-- Records for this task --
········

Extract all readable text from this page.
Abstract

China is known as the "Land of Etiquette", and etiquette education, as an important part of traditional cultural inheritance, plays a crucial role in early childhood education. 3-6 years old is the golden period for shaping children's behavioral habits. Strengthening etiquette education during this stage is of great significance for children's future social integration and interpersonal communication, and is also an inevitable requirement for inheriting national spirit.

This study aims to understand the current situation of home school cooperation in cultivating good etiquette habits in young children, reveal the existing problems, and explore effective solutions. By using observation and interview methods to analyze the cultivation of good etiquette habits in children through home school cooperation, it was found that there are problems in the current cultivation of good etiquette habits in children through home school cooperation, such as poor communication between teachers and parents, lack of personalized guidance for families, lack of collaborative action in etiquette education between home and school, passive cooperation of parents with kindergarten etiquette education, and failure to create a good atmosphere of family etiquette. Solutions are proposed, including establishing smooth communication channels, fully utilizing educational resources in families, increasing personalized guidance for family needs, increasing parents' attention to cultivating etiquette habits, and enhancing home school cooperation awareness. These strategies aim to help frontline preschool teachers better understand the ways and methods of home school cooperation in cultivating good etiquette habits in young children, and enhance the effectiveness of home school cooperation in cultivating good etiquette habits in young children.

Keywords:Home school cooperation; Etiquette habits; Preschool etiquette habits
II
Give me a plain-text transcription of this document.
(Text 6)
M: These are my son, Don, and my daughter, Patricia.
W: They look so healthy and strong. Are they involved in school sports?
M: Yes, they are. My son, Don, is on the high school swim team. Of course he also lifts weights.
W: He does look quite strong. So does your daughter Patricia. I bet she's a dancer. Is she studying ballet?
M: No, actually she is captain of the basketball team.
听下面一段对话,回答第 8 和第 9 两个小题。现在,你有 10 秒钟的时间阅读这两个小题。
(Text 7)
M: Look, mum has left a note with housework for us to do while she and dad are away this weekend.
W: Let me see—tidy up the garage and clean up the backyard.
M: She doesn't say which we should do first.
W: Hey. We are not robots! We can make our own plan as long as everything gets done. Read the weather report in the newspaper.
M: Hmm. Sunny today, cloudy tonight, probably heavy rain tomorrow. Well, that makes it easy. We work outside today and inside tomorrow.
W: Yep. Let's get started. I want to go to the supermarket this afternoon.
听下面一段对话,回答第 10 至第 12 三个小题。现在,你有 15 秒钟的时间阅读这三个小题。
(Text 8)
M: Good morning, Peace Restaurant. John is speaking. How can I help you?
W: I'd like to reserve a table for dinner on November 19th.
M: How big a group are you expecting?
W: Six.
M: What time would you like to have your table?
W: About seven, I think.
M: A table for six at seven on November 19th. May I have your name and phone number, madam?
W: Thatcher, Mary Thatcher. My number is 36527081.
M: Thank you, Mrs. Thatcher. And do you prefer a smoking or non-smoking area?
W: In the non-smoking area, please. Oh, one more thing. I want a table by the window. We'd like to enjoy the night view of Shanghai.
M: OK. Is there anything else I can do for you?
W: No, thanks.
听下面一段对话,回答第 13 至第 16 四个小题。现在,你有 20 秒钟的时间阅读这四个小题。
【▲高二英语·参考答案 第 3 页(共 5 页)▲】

········

-- Job --
Each line containing "area" counts once; state the total number of such lines and nothing else.

-- Written answer --
2